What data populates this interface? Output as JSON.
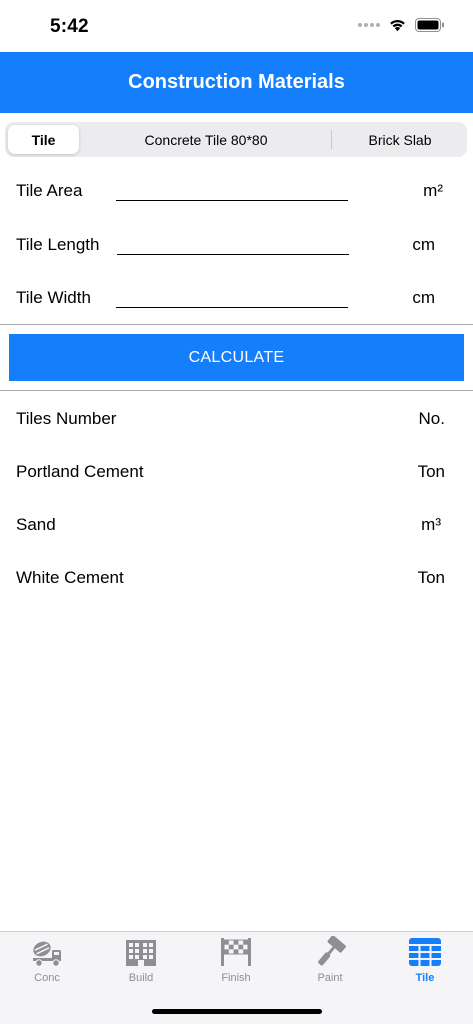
{
  "status_bar": {
    "time": "5:42"
  },
  "nav": {
    "title": "Construction Materials"
  },
  "segments": {
    "tile": "Tile",
    "concrete": "Concrete Tile 80*80",
    "brick": "Brick Slab",
    "selected": "Tile"
  },
  "inputs": {
    "area": {
      "label": "Tile Area",
      "value": "",
      "unit": "m²"
    },
    "length": {
      "label": "Tile Length",
      "value": "",
      "unit": "cm"
    },
    "width": {
      "label": "Tile Width",
      "value": "",
      "unit": "cm"
    }
  },
  "calculate_label": "CALCULATE",
  "results": {
    "tiles": {
      "label": "Tiles Number",
      "unit": "No."
    },
    "portland": {
      "label": "Portland Cement",
      "unit": "Ton"
    },
    "sand": {
      "label": "Sand",
      "unit": "m³"
    },
    "white": {
      "label": "White Cement",
      "unit": "Ton"
    }
  },
  "tabs": {
    "conc": {
      "label": "Conc",
      "icon": "concrete-mixer-icon"
    },
    "build": {
      "label": "Build",
      "icon": "building-icon"
    },
    "finish": {
      "label": "Finish",
      "icon": "checkered-flag-icon"
    },
    "paint": {
      "label": "Paint",
      "icon": "paint-roller-icon"
    },
    "tile": {
      "label": "Tile",
      "icon": "tile-icon",
      "active": true
    }
  },
  "colors": {
    "accent": "#157efb",
    "inactive_tab": "#8e8e93",
    "tab_bar_bg": "#f5f5f7",
    "segment_bg": "#ececef"
  }
}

- - - - - - -

*Aim of the task*: Above are the records; copy every line in them that holds the word "unit".

*Full output*:
      "unit": "m²"
      "unit": "cm"
      "unit": "cm"
      "unit": "No."
      "unit": "Ton"
      "unit": "m³"
      "unit": "Ton"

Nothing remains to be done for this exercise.